What to do: Look through the data below. Pick out the lines holding the string "Redline".

Data records:
▼
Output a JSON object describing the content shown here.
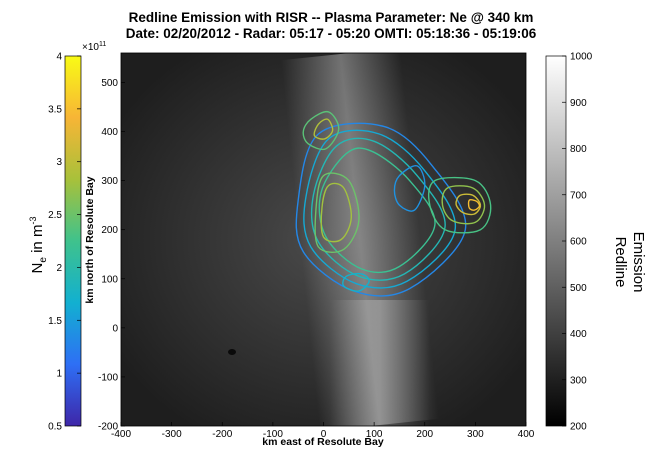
{
  "chart_data": {
    "type": "contour",
    "title_line1": "Redline Emission with RISR -- Plasma Parameter: Ne @ 340 km",
    "title_line2": "Date: 02/20/2012 - Radar: 05:17 - 05:20 OMTI: 05:18:36 - 05:19:06",
    "xlabel": "km east of Resolute Bay",
    "ylabel": "km north of Resolute Bay",
    "xlim": [
      -400,
      400
    ],
    "ylim": [
      -200,
      560
    ],
    "xticks": [
      -400,
      -300,
      -200,
      -100,
      0,
      100,
      200,
      300,
      400
    ],
    "yticks": [
      -200,
      -100,
      0,
      100,
      200,
      300,
      400,
      500
    ],
    "ne_colorbar": {
      "label_main": "N",
      "label_sub": "e",
      "label_rest": " in m",
      "label_sup": "-3",
      "multiplier_base": "×10",
      "multiplier_exp": "11",
      "range": [
        0.5,
        4
      ],
      "ticks": [
        "0.5",
        "1",
        "1.5",
        "2",
        "2.5",
        "3",
        "3.5",
        "4"
      ],
      "colors": [
        "#3e26a8",
        "#2e6ff5",
        "#12b0d0",
        "#3fc28c",
        "#a8c13a",
        "#f7b536",
        "#f9fb15"
      ]
    },
    "emission_colorbar": {
      "label_line1": "Redline",
      "label_line2": "Emission",
      "range": [
        200,
        1000
      ],
      "ticks": [
        "200",
        "300",
        "400",
        "500",
        "600",
        "700",
        "800",
        "900",
        "1000"
      ]
    },
    "contours": [
      {
        "ne": 1.3,
        "points": [
          [
            -10,
            395
          ],
          [
            120,
            410
          ],
          [
            215,
            330
          ],
          [
            280,
            200
          ],
          [
            170,
            80
          ],
          [
            60,
            75
          ],
          [
            -40,
            155
          ],
          [
            -50,
            260
          ]
        ]
      },
      {
        "ne": 1.6,
        "points": [
          [
            10,
            385
          ],
          [
            110,
            395
          ],
          [
            200,
            320
          ],
          [
            260,
            200
          ],
          [
            165,
            95
          ],
          [
            65,
            90
          ],
          [
            -25,
            165
          ],
          [
            -35,
            265
          ]
        ]
      },
      {
        "ne": 1.9,
        "points": [
          [
            25,
            370
          ],
          [
            100,
            380
          ],
          [
            185,
            310
          ],
          [
            240,
            205
          ],
          [
            160,
            110
          ],
          [
            70,
            105
          ],
          [
            -10,
            175
          ],
          [
            -20,
            270
          ]
        ]
      },
      {
        "ne": 2.2,
        "points": [
          [
            45,
            355
          ],
          [
            95,
            360
          ],
          [
            170,
            300
          ],
          [
            220,
            210
          ],
          [
            150,
            125
          ],
          [
            75,
            120
          ],
          [
            5,
            185
          ],
          [
            -5,
            275
          ]
        ]
      },
      {
        "ne": 2.5,
        "points": [
          [
            0,
            310
          ],
          [
            50,
            300
          ],
          [
            70,
            220
          ],
          [
            40,
            160
          ],
          [
            -10,
            165
          ],
          [
            -15,
            240
          ]
        ]
      },
      {
        "ne": 2.8,
        "points": [
          [
            10,
            290
          ],
          [
            40,
            285
          ],
          [
            55,
            225
          ],
          [
            35,
            180
          ],
          [
            0,
            185
          ],
          [
            -3,
            245
          ]
        ]
      },
      {
        "ne": 2.3,
        "points": [
          [
            220,
            300
          ],
          [
            300,
            300
          ],
          [
            330,
            250
          ],
          [
            310,
            200
          ],
          [
            240,
            200
          ],
          [
            210,
            250
          ]
        ]
      },
      {
        "ne": 2.7,
        "points": [
          [
            245,
            285
          ],
          [
            295,
            285
          ],
          [
            318,
            250
          ],
          [
            300,
            215
          ],
          [
            255,
            218
          ],
          [
            235,
            250
          ]
        ]
      },
      {
        "ne": 3.1,
        "points": [
          [
            270,
            270
          ],
          [
            295,
            270
          ],
          [
            310,
            250
          ],
          [
            298,
            232
          ],
          [
            275,
            235
          ],
          [
            262,
            252
          ]
        ]
      },
      {
        "ne": 3.5,
        "points": [
          [
            288,
            260
          ],
          [
            302,
            258
          ],
          [
            308,
            248
          ],
          [
            298,
            240
          ],
          [
            288,
            244
          ]
        ]
      },
      {
        "ne": 2.4,
        "points": [
          [
            -25,
            425
          ],
          [
            10,
            440
          ],
          [
            30,
            405
          ],
          [
            5,
            365
          ],
          [
            -30,
            375
          ],
          [
            -40,
            400
          ]
        ]
      },
      {
        "ne": 2.9,
        "points": [
          [
            -10,
            415
          ],
          [
            8,
            425
          ],
          [
            18,
            402
          ],
          [
            2,
            385
          ],
          [
            -18,
            392
          ]
        ]
      },
      {
        "ne": 1.4,
        "points": [
          [
            150,
            310
          ],
          [
            185,
            330
          ],
          [
            200,
            290
          ],
          [
            180,
            240
          ],
          [
            150,
            250
          ],
          [
            140,
            280
          ]
        ]
      },
      {
        "ne": 1.7,
        "points": [
          [
            40,
            85
          ],
          [
            70,
            75
          ],
          [
            90,
            95
          ],
          [
            75,
            110
          ],
          [
            45,
            105
          ]
        ]
      }
    ]
  }
}
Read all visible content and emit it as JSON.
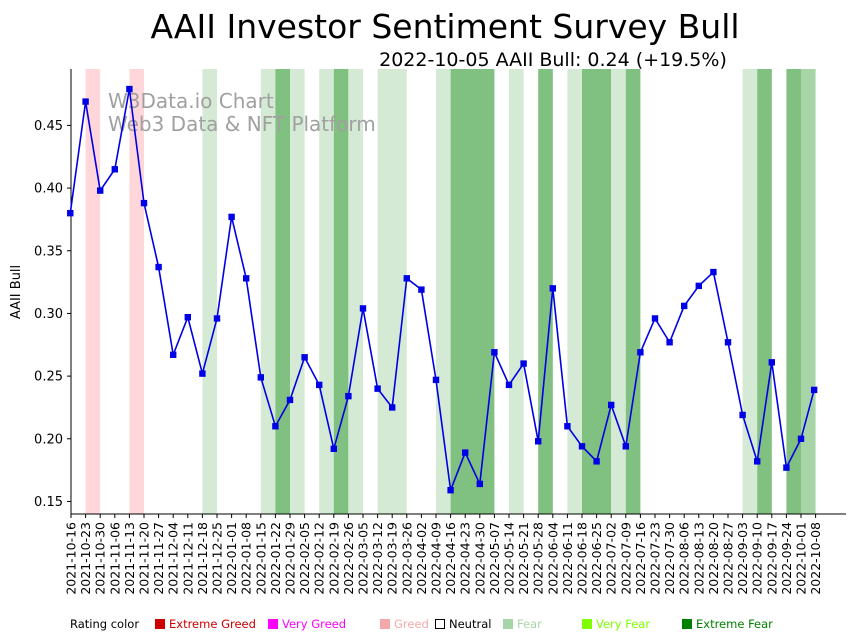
{
  "title": "AAII Investor Sentiment Survey Bull",
  "subtitle": "2022-10-05 AAII Bull: 0.24 (+19.5%)",
  "watermark": [
    "W3Data.io Chart",
    "Web3 Data & NFT Platform"
  ],
  "legend": {
    "label": "Rating color",
    "items": [
      {
        "label": "Extreme Greed",
        "color": "#cc0000"
      },
      {
        "label": "Very Greed",
        "color": "#ff00ff"
      },
      {
        "label": "Greed",
        "color": "#f4a9a9"
      },
      {
        "label": "Neutral",
        "color": "#ffffff"
      },
      {
        "label": "Fear",
        "color": "#a8d5a8"
      },
      {
        "label": "Very Fear",
        "color": "#7fff00"
      },
      {
        "label": "Extreme Fear",
        "color": "#008000"
      }
    ]
  },
  "chart_data": {
    "type": "line",
    "ylabel": "AAII Bull",
    "xlabel": "",
    "ylim": [
      0.14,
      0.495
    ],
    "yticks": [
      0.15,
      0.2,
      0.25,
      0.3,
      0.35,
      0.4,
      0.45
    ],
    "series_color": "#0000e6",
    "x": [
      "2021-10-16",
      "2021-10-23",
      "2021-10-30",
      "2021-11-06",
      "2021-11-13",
      "2021-11-20",
      "2021-11-27",
      "2021-12-04",
      "2021-12-11",
      "2021-12-18",
      "2021-12-25",
      "2022-01-01",
      "2022-01-08",
      "2022-01-15",
      "2022-01-22",
      "2022-01-29",
      "2022-02-05",
      "2022-02-12",
      "2022-02-19",
      "2022-02-26",
      "2022-03-05",
      "2022-03-12",
      "2022-03-19",
      "2022-03-26",
      "2022-04-02",
      "2022-04-09",
      "2022-04-16",
      "2022-04-23",
      "2022-04-30",
      "2022-05-07",
      "2022-05-14",
      "2022-05-21",
      "2022-05-28",
      "2022-06-04",
      "2022-06-11",
      "2022-06-18",
      "2022-06-25",
      "2022-07-02",
      "2022-07-09",
      "2022-07-16",
      "2022-07-23",
      "2022-07-30",
      "2022-08-06",
      "2022-08-13",
      "2022-08-20",
      "2022-08-27",
      "2022-09-03",
      "2022-09-10",
      "2022-09-17",
      "2022-09-24",
      "2022-10-01",
      "2022-10-08"
    ],
    "points_x": [
      -0.05,
      1,
      2,
      3,
      4,
      5,
      6,
      7,
      8,
      9,
      10,
      11,
      12,
      13,
      14,
      15,
      16,
      17,
      18,
      19,
      20,
      21,
      22,
      23,
      24,
      25,
      26,
      27,
      28,
      29,
      30,
      31,
      32,
      33,
      34,
      35,
      36,
      37,
      38,
      39,
      40,
      41,
      42,
      43,
      44,
      45,
      46,
      47,
      48,
      49,
      50,
      50.9
    ],
    "values": [
      0.38,
      0.469,
      0.398,
      0.415,
      0.479,
      0.388,
      0.337,
      0.267,
      0.297,
      0.252,
      0.296,
      0.377,
      0.328,
      0.249,
      0.21,
      0.231,
      0.265,
      0.243,
      0.192,
      0.234,
      0.304,
      0.24,
      0.225,
      0.328,
      0.319,
      0.247,
      0.159,
      0.189,
      0.164,
      0.269,
      0.243,
      0.26,
      0.198,
      0.32,
      0.21,
      0.194,
      0.182,
      0.227,
      0.194,
      0.269,
      0.296,
      0.277,
      0.306,
      0.322,
      0.333,
      0.277,
      0.219,
      0.182,
      0.261,
      0.177,
      0.2,
      0.239
    ],
    "bands": [
      {
        "x0": 1,
        "x1": 2,
        "rating": "Greed",
        "color": "#ffd6d9"
      },
      {
        "x0": 4,
        "x1": 5,
        "rating": "Greed",
        "color": "#ffd6d9"
      },
      {
        "x0": 9,
        "x1": 10,
        "rating": "Fear",
        "color": "#d4ead4"
      },
      {
        "x0": 13,
        "x1": 14,
        "rating": "Fear",
        "color": "#d4ead4"
      },
      {
        "x0": 14,
        "x1": 15,
        "rating": "Extreme Fear",
        "color": "#80c080"
      },
      {
        "x0": 15,
        "x1": 16,
        "rating": "Fear",
        "color": "#d4ead4"
      },
      {
        "x0": 17,
        "x1": 18,
        "rating": "Fear",
        "color": "#d4ead4"
      },
      {
        "x0": 18,
        "x1": 19,
        "rating": "Extreme Fear",
        "color": "#80c080"
      },
      {
        "x0": 19,
        "x1": 20,
        "rating": "Fear",
        "color": "#d4ead4"
      },
      {
        "x0": 21,
        "x1": 23,
        "rating": "Fear",
        "color": "#d4ead4"
      },
      {
        "x0": 25,
        "x1": 26,
        "rating": "Fear",
        "color": "#d4ead4"
      },
      {
        "x0": 26,
        "x1": 29,
        "rating": "Extreme Fear",
        "color": "#80c080"
      },
      {
        "x0": 30,
        "x1": 31,
        "rating": "Fear",
        "color": "#d4ead4"
      },
      {
        "x0": 32,
        "x1": 33,
        "rating": "Extreme Fear",
        "color": "#80c080"
      },
      {
        "x0": 34,
        "x1": 35,
        "rating": "Fear",
        "color": "#d4ead4"
      },
      {
        "x0": 35,
        "x1": 37,
        "rating": "Extreme Fear",
        "color": "#80c080"
      },
      {
        "x0": 37,
        "x1": 38,
        "rating": "Fear",
        "color": "#d4ead4"
      },
      {
        "x0": 38,
        "x1": 39,
        "rating": "Extreme Fear",
        "color": "#80c080"
      },
      {
        "x0": 46,
        "x1": 47,
        "rating": "Fear",
        "color": "#d4ead4"
      },
      {
        "x0": 47,
        "x1": 48,
        "rating": "Extreme Fear",
        "color": "#80c080"
      },
      {
        "x0": 49,
        "x1": 50,
        "rating": "Extreme Fear",
        "color": "#80c080"
      },
      {
        "x0": 50,
        "x1": 51,
        "rating": "Fear",
        "color": "#a8d5a8"
      }
    ]
  }
}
▲
Output:
    "title_line1": "Redline Emission with RISR -- Plasma Parameter: Ne @ 340 km",
      "label_line1": "Redline",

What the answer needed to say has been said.